— SET PROBLEM —
In how many lines does the string "Förgymnasial" appear? Answer with the number only.

* begin SUPPLIED ENTRIES *

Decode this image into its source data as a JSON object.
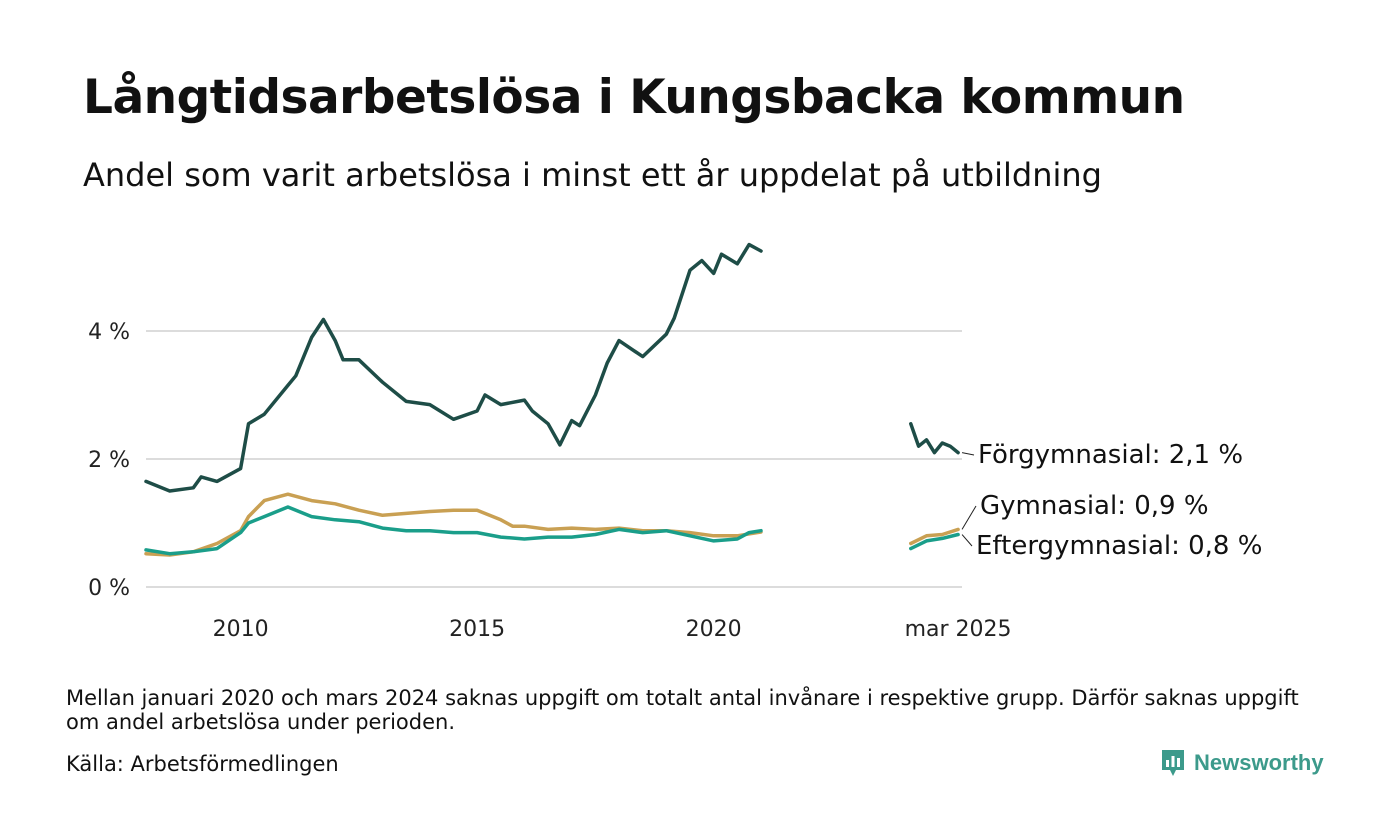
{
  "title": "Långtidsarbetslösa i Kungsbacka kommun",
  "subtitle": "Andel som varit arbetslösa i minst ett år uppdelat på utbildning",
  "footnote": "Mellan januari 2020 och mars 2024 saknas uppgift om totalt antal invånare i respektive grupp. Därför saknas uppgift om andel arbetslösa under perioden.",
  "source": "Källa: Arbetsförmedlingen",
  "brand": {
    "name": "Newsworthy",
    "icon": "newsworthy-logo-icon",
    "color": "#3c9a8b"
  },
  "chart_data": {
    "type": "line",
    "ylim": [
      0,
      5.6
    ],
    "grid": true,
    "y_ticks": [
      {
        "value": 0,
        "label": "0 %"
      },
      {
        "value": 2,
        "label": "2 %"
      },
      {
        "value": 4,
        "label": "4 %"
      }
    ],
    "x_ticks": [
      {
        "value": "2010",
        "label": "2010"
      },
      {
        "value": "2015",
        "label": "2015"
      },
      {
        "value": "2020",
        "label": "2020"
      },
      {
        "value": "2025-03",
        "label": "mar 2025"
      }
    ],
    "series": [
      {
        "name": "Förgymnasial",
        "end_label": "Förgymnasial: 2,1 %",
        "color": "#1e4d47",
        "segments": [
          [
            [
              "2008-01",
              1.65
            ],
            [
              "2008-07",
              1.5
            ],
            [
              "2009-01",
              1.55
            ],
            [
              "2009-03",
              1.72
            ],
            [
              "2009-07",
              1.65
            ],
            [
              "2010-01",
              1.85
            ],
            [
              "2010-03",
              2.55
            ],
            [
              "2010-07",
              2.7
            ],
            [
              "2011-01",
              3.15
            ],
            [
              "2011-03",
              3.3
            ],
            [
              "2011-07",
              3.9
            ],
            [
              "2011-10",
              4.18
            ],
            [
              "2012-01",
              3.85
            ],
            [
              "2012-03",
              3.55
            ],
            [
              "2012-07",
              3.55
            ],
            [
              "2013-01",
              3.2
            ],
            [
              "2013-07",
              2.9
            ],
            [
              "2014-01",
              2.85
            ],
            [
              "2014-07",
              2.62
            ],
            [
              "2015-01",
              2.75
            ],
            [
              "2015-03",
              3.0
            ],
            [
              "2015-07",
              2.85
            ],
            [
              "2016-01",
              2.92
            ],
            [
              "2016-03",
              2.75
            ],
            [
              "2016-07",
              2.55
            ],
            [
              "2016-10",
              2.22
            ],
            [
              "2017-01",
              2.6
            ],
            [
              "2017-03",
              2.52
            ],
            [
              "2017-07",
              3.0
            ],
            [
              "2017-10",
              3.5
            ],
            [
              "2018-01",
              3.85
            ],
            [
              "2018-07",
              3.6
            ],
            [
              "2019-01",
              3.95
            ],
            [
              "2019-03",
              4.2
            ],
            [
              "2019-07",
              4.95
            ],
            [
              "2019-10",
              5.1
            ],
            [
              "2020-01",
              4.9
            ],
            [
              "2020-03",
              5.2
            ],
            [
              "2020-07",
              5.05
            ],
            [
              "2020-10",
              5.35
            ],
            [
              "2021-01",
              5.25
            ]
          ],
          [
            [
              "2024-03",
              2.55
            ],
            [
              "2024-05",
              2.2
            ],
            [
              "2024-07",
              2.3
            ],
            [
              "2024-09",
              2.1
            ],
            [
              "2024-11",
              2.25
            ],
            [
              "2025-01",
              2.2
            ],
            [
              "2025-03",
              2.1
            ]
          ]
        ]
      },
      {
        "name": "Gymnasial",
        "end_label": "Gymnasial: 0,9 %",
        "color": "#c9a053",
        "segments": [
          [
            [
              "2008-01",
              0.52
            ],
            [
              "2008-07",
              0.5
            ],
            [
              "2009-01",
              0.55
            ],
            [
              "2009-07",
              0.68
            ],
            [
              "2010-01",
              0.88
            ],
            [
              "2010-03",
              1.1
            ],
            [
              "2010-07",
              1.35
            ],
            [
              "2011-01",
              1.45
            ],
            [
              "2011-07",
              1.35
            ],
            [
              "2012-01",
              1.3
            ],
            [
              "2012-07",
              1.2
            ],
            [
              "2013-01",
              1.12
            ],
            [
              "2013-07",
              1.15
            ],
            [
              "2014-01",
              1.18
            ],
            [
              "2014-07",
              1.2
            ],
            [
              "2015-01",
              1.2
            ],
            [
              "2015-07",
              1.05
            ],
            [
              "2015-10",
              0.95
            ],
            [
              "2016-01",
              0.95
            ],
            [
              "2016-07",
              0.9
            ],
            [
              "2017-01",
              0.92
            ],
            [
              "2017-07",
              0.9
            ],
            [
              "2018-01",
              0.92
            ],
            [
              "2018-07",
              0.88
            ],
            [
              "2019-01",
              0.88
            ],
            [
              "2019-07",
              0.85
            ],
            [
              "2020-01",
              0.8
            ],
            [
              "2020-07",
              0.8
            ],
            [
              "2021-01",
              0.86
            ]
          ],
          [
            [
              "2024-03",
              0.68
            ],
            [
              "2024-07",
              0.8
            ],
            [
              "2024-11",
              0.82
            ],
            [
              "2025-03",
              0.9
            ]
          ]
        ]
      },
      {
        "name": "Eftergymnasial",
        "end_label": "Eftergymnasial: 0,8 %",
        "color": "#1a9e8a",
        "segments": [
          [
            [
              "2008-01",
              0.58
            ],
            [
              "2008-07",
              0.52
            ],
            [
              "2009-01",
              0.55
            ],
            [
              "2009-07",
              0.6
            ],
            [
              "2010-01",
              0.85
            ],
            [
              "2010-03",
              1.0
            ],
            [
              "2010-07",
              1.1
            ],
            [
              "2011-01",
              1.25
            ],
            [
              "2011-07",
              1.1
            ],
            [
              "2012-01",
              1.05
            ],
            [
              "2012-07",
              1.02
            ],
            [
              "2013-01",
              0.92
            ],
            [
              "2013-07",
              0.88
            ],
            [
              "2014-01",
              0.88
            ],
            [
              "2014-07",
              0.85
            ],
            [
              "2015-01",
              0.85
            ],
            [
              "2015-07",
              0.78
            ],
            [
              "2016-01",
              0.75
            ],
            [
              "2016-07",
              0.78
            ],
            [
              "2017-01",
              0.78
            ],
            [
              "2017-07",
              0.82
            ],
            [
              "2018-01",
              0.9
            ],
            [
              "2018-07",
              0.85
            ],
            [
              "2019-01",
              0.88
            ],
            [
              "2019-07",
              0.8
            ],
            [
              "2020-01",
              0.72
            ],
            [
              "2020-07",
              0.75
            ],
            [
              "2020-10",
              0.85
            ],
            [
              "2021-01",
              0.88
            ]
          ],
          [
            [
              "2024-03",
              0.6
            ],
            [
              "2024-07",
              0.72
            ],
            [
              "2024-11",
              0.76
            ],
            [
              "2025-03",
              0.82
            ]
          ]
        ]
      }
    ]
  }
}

* end SUPPLIED ENTRIES *

— EXERCISE RESPONSE —
2